┌──

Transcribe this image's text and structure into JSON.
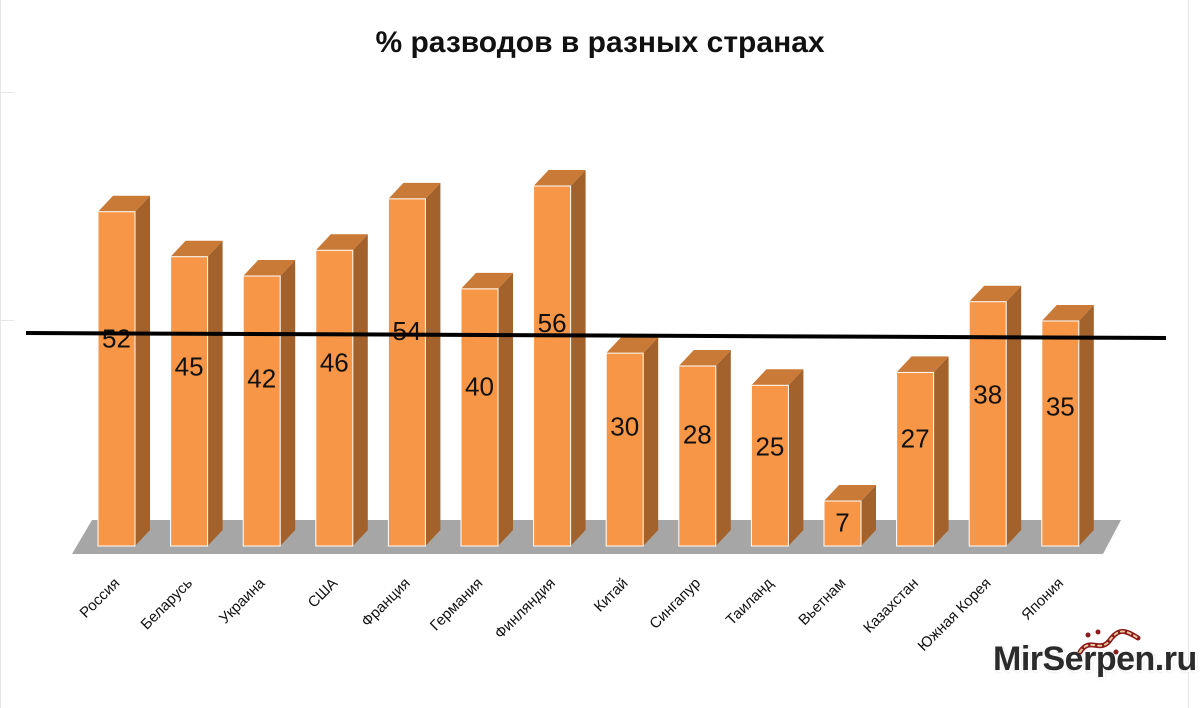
{
  "chart_data": {
    "type": "bar",
    "title": "% разводов в разных странах",
    "xlabel": "",
    "ylabel": "",
    "categories": [
      "Россия",
      "Беларусь",
      "Украина",
      "США",
      "Франция",
      "Германия",
      "Финляндия",
      "Китай",
      "Сингапур",
      "Таиланд",
      "Вьетнам",
      "Казахстан",
      "Южная Корея",
      "Япония"
    ],
    "values": [
      52,
      45,
      42,
      46,
      54,
      40,
      56,
      30,
      28,
      25,
      7,
      27,
      38,
      35
    ],
    "ylim": [
      0,
      60
    ],
    "reference_line": true,
    "grid": false,
    "legend": "none",
    "colors": {
      "bar_front": "#f79646",
      "bar_side": "#a3622b",
      "bar_top": "#c97a36",
      "floor": "#a6a6a6",
      "reference_line": "#000000"
    }
  },
  "watermark": "MirSerpen.ru"
}
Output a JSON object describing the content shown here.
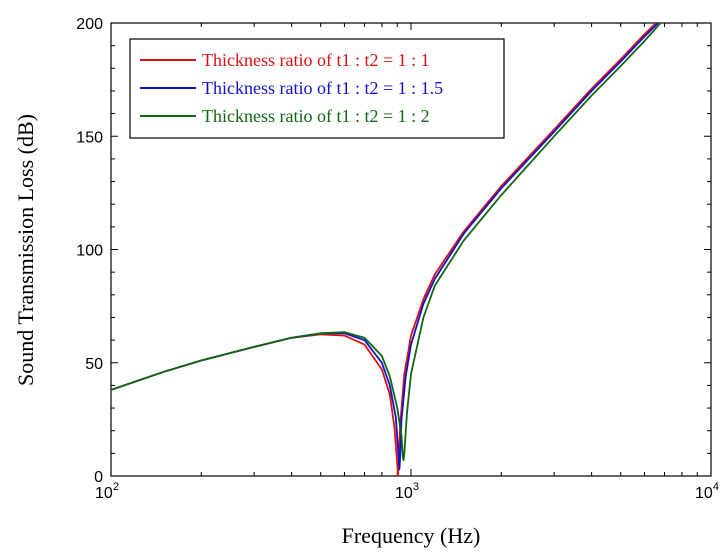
{
  "chart_data": {
    "type": "line",
    "title": "",
    "xlabel": "Frequency (Hz)",
    "ylabel": "Sound Transmission Loss (dB)",
    "x_scale": "log",
    "xlim": [
      100,
      10000
    ],
    "ylim": [
      0,
      200
    ],
    "x_ticks": [
      {
        "value": 100,
        "base": "10",
        "exp": "2"
      },
      {
        "value": 1000,
        "base": "10",
        "exp": "3"
      },
      {
        "value": 10000,
        "base": "10",
        "exp": "4"
      }
    ],
    "y_ticks": [
      "0",
      "50",
      "100",
      "150",
      "200"
    ],
    "grid": false,
    "legend_position": "top-left",
    "series": [
      {
        "name": "Thickness ratio of t1 : t2 = 1 : 1",
        "color": "#dd1111",
        "x": [
          100,
          150,
          200,
          300,
          400,
          500,
          600,
          700,
          800,
          850,
          880,
          900,
          905,
          910,
          920,
          950,
          1000,
          1100,
          1200,
          1500,
          2000,
          3000,
          4000,
          5000,
          6000,
          6800
        ],
        "y": [
          38,
          46,
          51,
          57,
          61,
          62.5,
          62,
          58,
          47,
          36,
          22,
          5,
          0,
          5,
          22,
          45,
          62,
          78,
          89,
          108,
          128,
          153,
          171,
          184,
          195,
          202
        ]
      },
      {
        "name": "Thickness ratio of t1 : t2 = 1 : 1.5",
        "color": "#1111cc",
        "x": [
          100,
          150,
          200,
          300,
          400,
          500,
          600,
          700,
          800,
          850,
          890,
          910,
          915,
          920,
          930,
          960,
          1000,
          1100,
          1200,
          1500,
          2000,
          3000,
          4000,
          5000,
          6000,
          6900
        ],
        "y": [
          38,
          46,
          51,
          57,
          61,
          63,
          63,
          60,
          50,
          40,
          26,
          8,
          3,
          8,
          25,
          44,
          58,
          76,
          87,
          107,
          127,
          152,
          170,
          183,
          194,
          202
        ]
      },
      {
        "name": "Thickness ratio of t1 : t2 = 1 : 2",
        "color": "#116611",
        "x": [
          100,
          150,
          200,
          300,
          400,
          500,
          600,
          700,
          800,
          850,
          900,
          930,
          940,
          945,
          950,
          970,
          1000,
          1100,
          1200,
          1500,
          2000,
          3000,
          4000,
          5000,
          6000,
          7000
        ],
        "y": [
          38,
          46,
          51,
          57,
          61,
          63,
          63.5,
          61,
          53,
          44,
          30,
          18,
          8,
          7,
          10,
          28,
          45,
          70,
          84,
          104,
          124,
          150,
          168,
          181,
          192,
          202
        ]
      }
    ]
  }
}
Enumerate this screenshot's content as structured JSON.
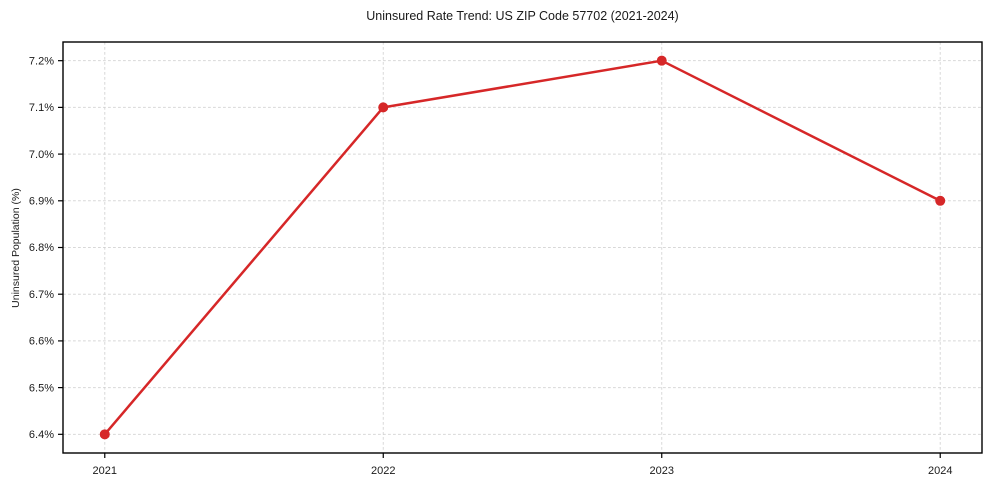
{
  "chart_data": {
    "type": "line",
    "title": "Uninsured Rate Trend: US ZIP Code 57702 (2021-2024)",
    "xlabel": "",
    "ylabel": "Uninsured Population (%)",
    "x": [
      2021,
      2022,
      2023,
      2024
    ],
    "x_tick_labels": [
      "2021",
      "2022",
      "2023",
      "2024"
    ],
    "series": [
      {
        "name": "Uninsured rate",
        "values": [
          6.4,
          7.1,
          7.2,
          6.9
        ]
      }
    ],
    "y_ticks": [
      6.4,
      6.5,
      6.6,
      6.7,
      6.8,
      6.9,
      7.0,
      7.1,
      7.2
    ],
    "y_tick_labels": [
      "6.4%",
      "6.5%",
      "6.6%",
      "6.7%",
      "6.8%",
      "6.9%",
      "7.0%",
      "7.1%",
      "7.2%"
    ],
    "xlim": [
      2020.85,
      2024.15
    ],
    "ylim": [
      6.36,
      7.24
    ],
    "grid": "dashed",
    "legend": "none",
    "colors": {
      "line": "#d62728",
      "marker": "#d62728",
      "grid": "#cccccc",
      "axis": "#000000",
      "text": "#1a1a1a",
      "background": "#ffffff"
    }
  }
}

└──

**Problem to work on**
Look over the listing above. Pick out and copy every line that includes "this".

**Written reply**
Transcribe this image's text and structure into JSON.
Enumerate this screenshot's content as structured JSON.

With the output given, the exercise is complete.